EXERCISE PROMPT. Check each line for the string "室内独立集水坑底板及侧壁详图" and give only the count of lines that have it.

↓↓↓

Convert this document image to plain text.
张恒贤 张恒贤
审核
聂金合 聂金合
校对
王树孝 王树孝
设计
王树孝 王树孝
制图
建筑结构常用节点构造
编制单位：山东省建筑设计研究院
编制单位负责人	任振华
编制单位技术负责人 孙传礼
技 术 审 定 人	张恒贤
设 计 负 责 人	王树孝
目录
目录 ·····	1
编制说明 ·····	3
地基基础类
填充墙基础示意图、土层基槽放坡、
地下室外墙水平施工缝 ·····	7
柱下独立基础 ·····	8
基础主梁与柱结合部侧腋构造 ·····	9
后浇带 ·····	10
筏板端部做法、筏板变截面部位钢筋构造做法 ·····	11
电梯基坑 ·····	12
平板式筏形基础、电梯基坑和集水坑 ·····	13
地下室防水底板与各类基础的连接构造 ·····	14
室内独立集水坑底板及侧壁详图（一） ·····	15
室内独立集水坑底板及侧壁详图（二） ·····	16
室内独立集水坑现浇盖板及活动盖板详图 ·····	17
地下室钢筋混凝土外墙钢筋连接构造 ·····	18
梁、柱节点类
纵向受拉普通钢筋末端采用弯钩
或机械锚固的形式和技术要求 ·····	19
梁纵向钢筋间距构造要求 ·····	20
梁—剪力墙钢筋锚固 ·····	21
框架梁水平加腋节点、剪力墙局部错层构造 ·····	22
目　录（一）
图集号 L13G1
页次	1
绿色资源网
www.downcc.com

↑↑↑

TASK ANSWER. 2